**Task objective**
Show every line where "Palencia" occurs.

**Data entries**
::::::
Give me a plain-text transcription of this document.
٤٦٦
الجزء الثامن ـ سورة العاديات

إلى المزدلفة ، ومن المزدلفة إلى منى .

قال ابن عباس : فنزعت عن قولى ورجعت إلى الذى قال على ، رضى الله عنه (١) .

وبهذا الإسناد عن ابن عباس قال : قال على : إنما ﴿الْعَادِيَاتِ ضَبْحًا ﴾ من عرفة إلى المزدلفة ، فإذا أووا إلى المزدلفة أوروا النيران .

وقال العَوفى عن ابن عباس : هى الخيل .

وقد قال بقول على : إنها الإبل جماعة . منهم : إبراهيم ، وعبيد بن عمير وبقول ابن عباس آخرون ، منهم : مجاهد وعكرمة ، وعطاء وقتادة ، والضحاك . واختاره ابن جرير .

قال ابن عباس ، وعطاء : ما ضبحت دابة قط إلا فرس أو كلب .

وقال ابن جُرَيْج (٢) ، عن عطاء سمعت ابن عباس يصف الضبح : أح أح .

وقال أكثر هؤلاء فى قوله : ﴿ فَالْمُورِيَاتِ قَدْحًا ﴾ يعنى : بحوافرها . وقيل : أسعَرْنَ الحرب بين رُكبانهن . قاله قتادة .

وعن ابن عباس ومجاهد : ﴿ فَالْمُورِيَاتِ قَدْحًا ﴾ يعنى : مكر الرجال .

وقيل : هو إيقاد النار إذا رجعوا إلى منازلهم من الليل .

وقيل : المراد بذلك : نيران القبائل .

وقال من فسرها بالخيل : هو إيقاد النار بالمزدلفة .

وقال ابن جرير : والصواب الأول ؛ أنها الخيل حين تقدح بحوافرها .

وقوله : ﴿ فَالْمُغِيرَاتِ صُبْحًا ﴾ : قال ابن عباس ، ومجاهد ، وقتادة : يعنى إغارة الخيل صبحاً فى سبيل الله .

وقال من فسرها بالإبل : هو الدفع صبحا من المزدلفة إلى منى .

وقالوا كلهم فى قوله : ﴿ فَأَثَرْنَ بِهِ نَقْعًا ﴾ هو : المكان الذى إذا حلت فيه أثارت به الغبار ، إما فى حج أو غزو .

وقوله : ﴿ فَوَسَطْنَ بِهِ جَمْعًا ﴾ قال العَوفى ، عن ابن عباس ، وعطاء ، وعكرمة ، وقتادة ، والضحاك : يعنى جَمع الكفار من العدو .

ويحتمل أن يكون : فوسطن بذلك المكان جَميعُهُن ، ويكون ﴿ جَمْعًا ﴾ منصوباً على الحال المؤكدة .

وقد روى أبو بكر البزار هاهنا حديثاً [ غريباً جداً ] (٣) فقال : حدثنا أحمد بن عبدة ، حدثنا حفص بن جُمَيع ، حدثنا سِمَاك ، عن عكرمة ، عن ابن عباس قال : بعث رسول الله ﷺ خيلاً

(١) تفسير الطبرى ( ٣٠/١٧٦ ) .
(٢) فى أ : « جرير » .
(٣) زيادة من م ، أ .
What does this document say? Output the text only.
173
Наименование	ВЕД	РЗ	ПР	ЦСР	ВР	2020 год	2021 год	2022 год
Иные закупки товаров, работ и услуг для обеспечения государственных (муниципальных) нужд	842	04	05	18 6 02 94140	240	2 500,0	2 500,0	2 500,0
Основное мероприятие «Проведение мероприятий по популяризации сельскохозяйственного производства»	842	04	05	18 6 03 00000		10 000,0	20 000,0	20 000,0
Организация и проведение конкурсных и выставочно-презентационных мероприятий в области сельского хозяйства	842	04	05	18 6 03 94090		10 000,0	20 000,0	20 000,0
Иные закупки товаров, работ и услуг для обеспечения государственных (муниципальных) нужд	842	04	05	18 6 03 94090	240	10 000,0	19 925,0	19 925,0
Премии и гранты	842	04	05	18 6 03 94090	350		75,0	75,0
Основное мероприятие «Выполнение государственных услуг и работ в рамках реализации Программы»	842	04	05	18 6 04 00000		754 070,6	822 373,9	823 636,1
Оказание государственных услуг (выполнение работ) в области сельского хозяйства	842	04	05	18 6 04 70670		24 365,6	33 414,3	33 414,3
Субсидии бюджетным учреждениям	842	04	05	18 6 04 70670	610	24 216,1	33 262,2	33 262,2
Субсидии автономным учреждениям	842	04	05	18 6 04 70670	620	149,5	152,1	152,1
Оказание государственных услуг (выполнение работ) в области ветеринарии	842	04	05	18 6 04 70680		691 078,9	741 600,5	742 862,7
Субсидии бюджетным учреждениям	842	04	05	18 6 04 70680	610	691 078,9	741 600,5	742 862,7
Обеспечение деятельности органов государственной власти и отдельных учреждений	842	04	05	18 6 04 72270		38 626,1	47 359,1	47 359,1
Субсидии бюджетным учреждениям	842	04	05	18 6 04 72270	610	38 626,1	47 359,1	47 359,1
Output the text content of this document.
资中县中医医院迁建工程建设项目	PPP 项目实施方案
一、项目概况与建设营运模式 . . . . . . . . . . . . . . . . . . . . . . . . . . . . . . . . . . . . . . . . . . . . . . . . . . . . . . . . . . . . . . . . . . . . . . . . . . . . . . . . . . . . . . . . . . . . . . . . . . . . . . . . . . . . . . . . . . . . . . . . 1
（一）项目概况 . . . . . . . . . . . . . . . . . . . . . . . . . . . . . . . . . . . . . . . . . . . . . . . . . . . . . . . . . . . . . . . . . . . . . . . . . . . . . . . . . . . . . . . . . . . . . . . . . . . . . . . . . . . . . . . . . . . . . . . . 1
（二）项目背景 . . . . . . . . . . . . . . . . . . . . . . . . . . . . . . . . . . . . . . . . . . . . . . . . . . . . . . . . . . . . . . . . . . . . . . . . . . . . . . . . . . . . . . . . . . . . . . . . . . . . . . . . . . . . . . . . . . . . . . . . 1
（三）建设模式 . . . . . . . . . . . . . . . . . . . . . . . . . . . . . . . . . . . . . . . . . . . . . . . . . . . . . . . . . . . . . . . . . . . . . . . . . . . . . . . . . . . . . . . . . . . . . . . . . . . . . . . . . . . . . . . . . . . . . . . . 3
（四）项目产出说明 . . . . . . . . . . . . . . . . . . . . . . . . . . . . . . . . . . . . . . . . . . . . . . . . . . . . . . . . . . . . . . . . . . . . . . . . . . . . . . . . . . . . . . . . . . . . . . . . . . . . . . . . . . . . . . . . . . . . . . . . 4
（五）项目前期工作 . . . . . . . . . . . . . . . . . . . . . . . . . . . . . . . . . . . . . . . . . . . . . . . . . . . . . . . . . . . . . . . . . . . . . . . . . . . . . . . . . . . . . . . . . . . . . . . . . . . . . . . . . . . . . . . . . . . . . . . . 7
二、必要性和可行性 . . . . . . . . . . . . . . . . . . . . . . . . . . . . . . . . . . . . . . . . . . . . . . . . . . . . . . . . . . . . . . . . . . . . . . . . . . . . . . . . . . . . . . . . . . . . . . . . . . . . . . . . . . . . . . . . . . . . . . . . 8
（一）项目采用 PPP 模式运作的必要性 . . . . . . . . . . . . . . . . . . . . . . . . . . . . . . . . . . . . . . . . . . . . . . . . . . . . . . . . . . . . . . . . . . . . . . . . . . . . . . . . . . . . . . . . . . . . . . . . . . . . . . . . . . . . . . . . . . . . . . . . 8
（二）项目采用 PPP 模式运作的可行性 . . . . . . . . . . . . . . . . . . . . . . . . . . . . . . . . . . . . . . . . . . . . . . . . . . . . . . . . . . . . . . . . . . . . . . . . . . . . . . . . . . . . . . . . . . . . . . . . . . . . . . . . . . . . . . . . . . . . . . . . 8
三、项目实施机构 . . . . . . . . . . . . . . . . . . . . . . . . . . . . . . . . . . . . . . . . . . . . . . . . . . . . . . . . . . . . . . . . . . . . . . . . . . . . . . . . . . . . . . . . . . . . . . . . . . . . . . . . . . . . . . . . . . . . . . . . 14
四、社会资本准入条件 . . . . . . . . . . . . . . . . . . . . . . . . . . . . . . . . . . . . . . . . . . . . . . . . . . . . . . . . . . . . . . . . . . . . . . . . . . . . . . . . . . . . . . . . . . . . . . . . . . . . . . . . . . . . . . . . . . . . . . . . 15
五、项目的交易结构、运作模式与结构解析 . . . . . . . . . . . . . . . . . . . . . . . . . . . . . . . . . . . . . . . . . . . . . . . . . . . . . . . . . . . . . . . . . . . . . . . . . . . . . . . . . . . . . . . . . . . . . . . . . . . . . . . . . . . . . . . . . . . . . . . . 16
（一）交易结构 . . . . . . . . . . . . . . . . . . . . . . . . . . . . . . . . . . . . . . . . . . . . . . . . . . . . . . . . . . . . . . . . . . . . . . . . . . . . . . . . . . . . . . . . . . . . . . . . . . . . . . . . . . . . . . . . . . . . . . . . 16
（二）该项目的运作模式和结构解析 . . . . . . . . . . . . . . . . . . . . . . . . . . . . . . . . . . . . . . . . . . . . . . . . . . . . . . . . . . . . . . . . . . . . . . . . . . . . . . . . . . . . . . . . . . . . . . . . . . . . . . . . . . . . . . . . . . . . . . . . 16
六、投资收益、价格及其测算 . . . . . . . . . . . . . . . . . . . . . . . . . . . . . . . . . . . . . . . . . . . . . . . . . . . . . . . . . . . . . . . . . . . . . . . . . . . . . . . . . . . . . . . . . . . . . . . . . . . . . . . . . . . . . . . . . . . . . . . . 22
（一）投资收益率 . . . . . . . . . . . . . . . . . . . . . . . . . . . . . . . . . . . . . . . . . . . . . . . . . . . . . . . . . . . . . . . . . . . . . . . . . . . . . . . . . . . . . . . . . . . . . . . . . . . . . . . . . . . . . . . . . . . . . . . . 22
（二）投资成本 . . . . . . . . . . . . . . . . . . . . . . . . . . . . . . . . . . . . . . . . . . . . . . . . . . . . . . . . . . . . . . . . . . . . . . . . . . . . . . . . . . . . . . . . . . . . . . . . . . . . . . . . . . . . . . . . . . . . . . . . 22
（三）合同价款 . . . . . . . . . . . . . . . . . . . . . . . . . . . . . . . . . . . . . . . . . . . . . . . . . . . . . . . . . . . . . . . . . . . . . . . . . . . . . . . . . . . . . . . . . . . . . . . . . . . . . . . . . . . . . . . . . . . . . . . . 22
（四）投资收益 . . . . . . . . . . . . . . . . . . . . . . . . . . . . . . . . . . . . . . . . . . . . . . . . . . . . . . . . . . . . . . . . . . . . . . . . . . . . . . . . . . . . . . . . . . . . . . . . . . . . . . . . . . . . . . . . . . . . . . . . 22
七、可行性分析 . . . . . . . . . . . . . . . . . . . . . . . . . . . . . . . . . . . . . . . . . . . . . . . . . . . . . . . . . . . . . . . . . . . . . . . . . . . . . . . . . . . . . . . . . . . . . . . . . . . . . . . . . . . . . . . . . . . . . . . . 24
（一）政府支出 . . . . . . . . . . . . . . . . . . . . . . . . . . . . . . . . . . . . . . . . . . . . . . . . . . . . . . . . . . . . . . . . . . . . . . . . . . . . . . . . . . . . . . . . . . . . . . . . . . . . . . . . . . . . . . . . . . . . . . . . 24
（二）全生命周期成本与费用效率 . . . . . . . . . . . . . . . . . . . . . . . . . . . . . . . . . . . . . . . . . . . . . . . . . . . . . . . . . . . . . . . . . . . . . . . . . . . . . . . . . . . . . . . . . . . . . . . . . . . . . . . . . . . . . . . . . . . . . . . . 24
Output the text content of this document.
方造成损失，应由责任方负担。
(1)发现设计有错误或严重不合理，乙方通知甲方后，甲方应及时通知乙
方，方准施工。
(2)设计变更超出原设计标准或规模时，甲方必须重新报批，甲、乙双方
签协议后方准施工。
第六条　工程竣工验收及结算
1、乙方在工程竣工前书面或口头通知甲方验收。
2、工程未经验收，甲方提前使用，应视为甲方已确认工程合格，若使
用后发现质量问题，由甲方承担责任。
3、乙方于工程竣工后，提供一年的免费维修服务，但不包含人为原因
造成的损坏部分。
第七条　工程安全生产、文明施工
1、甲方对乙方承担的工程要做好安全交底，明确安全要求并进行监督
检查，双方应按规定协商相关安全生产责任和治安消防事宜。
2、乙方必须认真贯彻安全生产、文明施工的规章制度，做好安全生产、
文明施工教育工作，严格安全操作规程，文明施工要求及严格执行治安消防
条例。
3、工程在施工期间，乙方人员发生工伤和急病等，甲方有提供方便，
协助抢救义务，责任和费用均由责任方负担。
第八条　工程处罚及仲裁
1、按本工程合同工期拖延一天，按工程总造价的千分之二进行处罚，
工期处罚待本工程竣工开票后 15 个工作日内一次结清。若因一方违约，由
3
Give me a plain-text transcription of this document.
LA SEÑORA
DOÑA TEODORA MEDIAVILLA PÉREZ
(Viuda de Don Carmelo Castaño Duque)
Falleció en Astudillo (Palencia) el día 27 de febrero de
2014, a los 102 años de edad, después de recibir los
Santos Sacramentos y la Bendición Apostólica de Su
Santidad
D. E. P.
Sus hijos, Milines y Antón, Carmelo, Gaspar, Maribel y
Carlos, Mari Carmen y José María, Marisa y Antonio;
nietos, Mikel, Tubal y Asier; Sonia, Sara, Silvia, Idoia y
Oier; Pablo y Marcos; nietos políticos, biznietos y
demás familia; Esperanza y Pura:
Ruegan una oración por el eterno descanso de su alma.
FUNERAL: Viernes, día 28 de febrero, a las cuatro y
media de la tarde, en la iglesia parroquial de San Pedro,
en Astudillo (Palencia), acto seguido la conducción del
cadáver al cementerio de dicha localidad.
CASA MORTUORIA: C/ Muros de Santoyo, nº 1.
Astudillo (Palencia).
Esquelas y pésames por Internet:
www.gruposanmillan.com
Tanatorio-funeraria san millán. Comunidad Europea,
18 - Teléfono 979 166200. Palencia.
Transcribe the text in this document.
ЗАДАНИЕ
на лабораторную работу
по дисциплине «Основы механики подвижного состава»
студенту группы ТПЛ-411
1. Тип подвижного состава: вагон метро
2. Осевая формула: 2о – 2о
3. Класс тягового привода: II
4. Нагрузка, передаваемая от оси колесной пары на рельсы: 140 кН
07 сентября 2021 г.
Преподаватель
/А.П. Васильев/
::::::
**Correct response**
Falleció en Astudillo (Palencia) el día 27 de febrero de
en Astudillo (Palencia), acto seguido la conducción del
Astudillo (Palencia).
18 - Teléfono 979 166200. Palencia.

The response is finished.